→ Directions:
Skip every picture and transcribe the remaining material exactly.

Figure data in JSON:
-- Begin --

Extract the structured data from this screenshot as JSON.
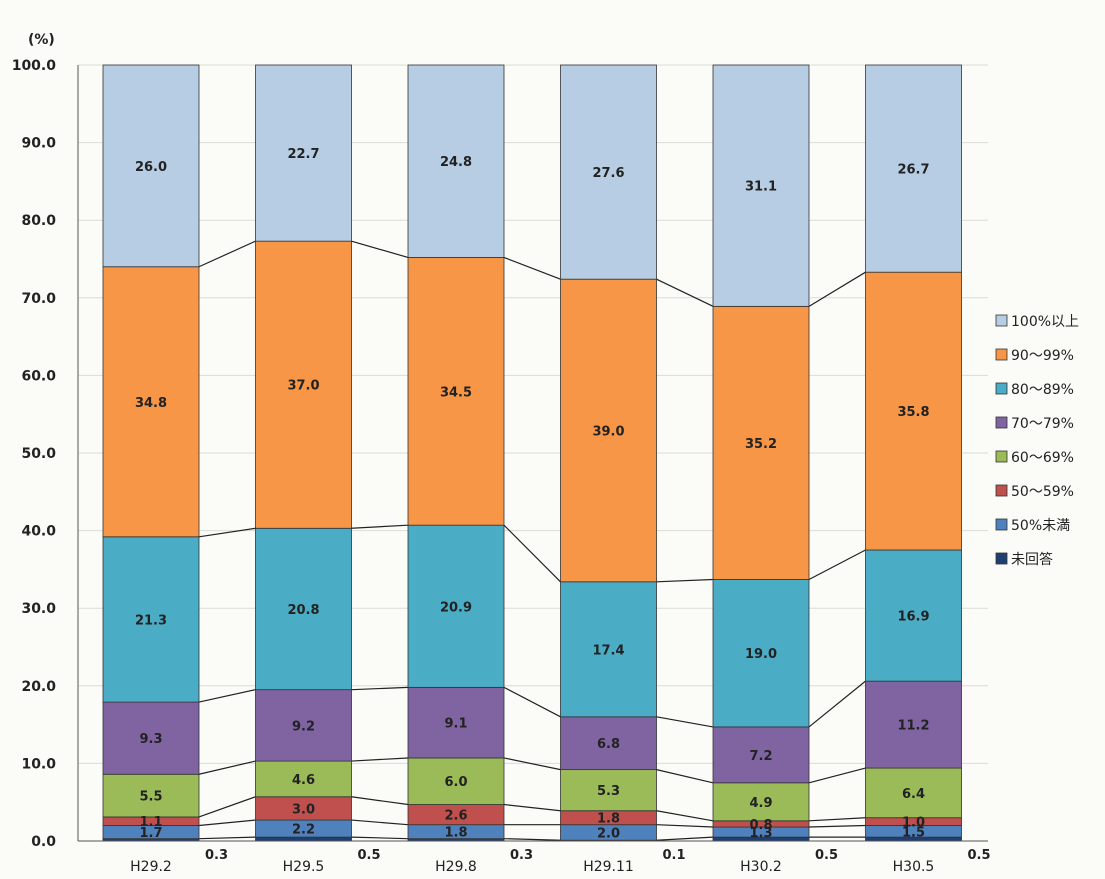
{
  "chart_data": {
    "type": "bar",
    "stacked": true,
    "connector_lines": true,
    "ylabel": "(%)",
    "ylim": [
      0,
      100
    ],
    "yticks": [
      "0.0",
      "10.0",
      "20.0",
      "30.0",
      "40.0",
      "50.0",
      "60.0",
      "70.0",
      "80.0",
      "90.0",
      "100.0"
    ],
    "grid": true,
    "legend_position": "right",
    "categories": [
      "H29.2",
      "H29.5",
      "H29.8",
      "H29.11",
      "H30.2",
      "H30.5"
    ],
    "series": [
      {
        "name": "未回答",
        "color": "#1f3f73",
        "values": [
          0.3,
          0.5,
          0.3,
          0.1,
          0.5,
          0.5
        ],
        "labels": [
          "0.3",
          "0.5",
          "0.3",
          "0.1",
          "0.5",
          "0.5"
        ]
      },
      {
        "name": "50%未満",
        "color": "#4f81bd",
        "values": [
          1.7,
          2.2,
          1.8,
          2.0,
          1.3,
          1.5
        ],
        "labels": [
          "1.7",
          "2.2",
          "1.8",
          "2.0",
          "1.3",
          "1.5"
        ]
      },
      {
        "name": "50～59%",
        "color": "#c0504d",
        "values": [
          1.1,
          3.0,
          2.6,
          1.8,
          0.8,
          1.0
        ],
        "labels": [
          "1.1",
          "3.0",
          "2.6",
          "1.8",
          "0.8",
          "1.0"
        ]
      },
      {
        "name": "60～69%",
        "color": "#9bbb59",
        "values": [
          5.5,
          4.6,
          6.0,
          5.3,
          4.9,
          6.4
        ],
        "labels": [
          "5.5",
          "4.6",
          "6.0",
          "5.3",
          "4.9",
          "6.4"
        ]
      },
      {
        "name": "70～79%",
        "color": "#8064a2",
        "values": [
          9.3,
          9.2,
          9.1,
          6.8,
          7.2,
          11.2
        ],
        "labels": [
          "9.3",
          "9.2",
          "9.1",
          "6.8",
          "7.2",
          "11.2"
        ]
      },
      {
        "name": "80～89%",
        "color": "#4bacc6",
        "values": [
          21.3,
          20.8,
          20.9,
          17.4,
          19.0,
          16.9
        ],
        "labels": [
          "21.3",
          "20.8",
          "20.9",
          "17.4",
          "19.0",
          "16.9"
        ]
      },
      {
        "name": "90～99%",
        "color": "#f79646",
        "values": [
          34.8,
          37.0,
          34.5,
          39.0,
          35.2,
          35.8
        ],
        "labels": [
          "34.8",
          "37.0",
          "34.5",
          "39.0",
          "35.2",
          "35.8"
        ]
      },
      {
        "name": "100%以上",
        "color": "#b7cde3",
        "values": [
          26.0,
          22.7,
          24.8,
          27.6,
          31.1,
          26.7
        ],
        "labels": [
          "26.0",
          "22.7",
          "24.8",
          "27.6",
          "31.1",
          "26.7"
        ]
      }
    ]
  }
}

-- End --

→ Full response:
Extract the structured data from this screenshot as JSON.
{
  "chart_data": {
    "type": "bar",
    "stacked": true,
    "connector_lines": true,
    "ylabel": "(%)",
    "ylim": [
      0,
      100
    ],
    "yticks": [
      "0.0",
      "10.0",
      "20.0",
      "30.0",
      "40.0",
      "50.0",
      "60.0",
      "70.0",
      "80.0",
      "90.0",
      "100.0"
    ],
    "grid": true,
    "legend_position": "right",
    "categories": [
      "H29.2",
      "H29.5",
      "H29.8",
      "H29.11",
      "H30.2",
      "H30.5"
    ],
    "series": [
      {
        "name": "未回答",
        "color": "#1f3f73",
        "values": [
          0.3,
          0.5,
          0.3,
          0.1,
          0.5,
          0.5
        ],
        "labels": [
          "0.3",
          "0.5",
          "0.3",
          "0.1",
          "0.5",
          "0.5"
        ]
      },
      {
        "name": "50%未満",
        "color": "#4f81bd",
        "values": [
          1.7,
          2.2,
          1.8,
          2.0,
          1.3,
          1.5
        ],
        "labels": [
          "1.7",
          "2.2",
          "1.8",
          "2.0",
          "1.3",
          "1.5"
        ]
      },
      {
        "name": "50～59%",
        "color": "#c0504d",
        "values": [
          1.1,
          3.0,
          2.6,
          1.8,
          0.8,
          1.0
        ],
        "labels": [
          "1.1",
          "3.0",
          "2.6",
          "1.8",
          "0.8",
          "1.0"
        ]
      },
      {
        "name": "60～69%",
        "color": "#9bbb59",
        "values": [
          5.5,
          4.6,
          6.0,
          5.3,
          4.9,
          6.4
        ],
        "labels": [
          "5.5",
          "4.6",
          "6.0",
          "5.3",
          "4.9",
          "6.4"
        ]
      },
      {
        "name": "70～79%",
        "color": "#8064a2",
        "values": [
          9.3,
          9.2,
          9.1,
          6.8,
          7.2,
          11.2
        ],
        "labels": [
          "9.3",
          "9.2",
          "9.1",
          "6.8",
          "7.2",
          "11.2"
        ]
      },
      {
        "name": "80～89%",
        "color": "#4bacc6",
        "values": [
          21.3,
          20.8,
          20.9,
          17.4,
          19.0,
          16.9
        ],
        "labels": [
          "21.3",
          "20.8",
          "20.9",
          "17.4",
          "19.0",
          "16.9"
        ]
      },
      {
        "name": "90～99%",
        "color": "#f79646",
        "values": [
          34.8,
          37.0,
          34.5,
          39.0,
          35.2,
          35.8
        ],
        "labels": [
          "34.8",
          "37.0",
          "34.5",
          "39.0",
          "35.2",
          "35.8"
        ]
      },
      {
        "name": "100%以上",
        "color": "#b7cde3",
        "values": [
          26.0,
          22.7,
          24.8,
          27.6,
          31.1,
          26.7
        ],
        "labels": [
          "26.0",
          "22.7",
          "24.8",
          "27.6",
          "31.1",
          "26.7"
        ]
      }
    ]
  }
}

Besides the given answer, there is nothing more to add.